Please show every line in the records below that contains the word "system", copying each such line in full.

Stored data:

_ _ _ _

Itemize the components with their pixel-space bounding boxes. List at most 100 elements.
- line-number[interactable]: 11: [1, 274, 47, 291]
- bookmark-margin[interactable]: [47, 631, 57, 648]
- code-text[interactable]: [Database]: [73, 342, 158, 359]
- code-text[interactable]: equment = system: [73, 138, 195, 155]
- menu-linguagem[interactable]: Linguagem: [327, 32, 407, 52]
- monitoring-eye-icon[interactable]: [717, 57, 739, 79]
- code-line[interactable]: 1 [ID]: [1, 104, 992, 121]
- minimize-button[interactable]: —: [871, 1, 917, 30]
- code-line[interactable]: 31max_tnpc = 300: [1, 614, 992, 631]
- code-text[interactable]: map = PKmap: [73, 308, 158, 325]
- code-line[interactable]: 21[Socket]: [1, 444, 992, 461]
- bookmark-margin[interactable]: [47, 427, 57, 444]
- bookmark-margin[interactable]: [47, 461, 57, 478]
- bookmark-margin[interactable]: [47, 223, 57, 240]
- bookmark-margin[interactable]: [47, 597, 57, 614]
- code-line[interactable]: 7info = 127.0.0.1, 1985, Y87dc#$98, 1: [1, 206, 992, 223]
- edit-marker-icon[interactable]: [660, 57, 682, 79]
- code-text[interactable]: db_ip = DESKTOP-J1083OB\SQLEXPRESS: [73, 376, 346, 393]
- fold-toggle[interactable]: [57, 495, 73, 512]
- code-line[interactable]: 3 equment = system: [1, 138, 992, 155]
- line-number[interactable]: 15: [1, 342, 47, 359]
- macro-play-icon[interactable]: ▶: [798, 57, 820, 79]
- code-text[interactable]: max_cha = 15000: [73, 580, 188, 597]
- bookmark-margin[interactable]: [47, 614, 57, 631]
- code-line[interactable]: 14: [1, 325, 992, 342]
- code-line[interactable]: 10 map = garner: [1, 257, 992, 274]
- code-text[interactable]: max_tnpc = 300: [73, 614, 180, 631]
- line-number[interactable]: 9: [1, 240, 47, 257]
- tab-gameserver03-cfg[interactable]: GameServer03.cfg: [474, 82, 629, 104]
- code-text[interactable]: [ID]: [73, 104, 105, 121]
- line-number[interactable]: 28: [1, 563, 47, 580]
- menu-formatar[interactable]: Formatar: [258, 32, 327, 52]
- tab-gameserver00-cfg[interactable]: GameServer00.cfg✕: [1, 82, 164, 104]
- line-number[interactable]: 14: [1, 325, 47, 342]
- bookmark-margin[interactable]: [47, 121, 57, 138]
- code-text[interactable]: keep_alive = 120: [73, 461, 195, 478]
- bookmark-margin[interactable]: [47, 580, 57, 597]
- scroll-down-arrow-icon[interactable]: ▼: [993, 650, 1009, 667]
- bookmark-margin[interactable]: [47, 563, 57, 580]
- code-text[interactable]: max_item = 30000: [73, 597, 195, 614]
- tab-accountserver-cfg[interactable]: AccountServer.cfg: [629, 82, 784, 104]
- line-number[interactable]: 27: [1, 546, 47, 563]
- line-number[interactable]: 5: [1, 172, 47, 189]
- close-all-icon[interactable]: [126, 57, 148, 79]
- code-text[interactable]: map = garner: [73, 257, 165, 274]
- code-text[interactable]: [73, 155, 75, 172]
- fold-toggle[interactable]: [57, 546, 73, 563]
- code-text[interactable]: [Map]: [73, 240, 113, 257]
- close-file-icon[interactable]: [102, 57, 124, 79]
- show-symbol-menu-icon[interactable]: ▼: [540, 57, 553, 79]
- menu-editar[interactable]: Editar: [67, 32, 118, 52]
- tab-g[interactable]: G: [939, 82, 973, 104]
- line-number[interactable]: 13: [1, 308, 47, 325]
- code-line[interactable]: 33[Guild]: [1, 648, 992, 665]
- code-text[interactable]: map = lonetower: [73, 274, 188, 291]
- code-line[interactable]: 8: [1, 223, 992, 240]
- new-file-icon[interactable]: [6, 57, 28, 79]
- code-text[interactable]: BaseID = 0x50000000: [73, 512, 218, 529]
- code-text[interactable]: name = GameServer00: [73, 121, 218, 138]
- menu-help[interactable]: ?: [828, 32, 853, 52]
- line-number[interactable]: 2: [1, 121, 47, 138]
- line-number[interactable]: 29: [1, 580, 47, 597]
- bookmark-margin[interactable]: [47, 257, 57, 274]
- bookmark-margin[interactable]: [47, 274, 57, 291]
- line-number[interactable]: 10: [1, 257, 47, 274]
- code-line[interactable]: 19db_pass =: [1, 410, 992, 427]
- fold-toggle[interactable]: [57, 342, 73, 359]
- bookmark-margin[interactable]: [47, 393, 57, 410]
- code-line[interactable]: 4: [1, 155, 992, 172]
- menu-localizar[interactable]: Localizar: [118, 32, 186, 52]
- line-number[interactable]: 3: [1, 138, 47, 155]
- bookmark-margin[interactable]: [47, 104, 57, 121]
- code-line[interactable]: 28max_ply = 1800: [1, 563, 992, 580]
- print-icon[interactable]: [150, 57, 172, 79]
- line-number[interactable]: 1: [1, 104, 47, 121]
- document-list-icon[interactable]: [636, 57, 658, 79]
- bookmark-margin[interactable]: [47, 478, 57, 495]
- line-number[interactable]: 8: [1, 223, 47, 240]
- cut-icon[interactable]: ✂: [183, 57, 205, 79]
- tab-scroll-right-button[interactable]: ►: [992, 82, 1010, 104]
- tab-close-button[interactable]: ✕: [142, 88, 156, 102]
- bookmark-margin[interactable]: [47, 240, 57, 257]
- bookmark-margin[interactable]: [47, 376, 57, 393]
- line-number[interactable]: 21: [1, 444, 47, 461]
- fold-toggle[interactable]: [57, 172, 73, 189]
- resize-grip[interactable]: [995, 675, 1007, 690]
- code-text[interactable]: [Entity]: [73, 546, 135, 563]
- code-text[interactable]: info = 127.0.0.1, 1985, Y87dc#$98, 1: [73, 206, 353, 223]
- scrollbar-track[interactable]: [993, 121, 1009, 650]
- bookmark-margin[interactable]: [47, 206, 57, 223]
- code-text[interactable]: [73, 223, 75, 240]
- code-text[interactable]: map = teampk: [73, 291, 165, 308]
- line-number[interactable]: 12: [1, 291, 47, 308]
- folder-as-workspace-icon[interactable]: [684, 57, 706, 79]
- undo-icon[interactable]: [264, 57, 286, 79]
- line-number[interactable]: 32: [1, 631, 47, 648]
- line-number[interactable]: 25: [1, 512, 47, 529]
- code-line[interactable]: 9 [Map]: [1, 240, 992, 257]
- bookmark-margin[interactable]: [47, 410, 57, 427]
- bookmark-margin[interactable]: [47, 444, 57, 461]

_ _ _ _

**Expected answer**
- code-text[interactable]: equment = system: [73, 138, 195, 155]
- code-line[interactable]: 3 equment = system: [1, 138, 992, 155]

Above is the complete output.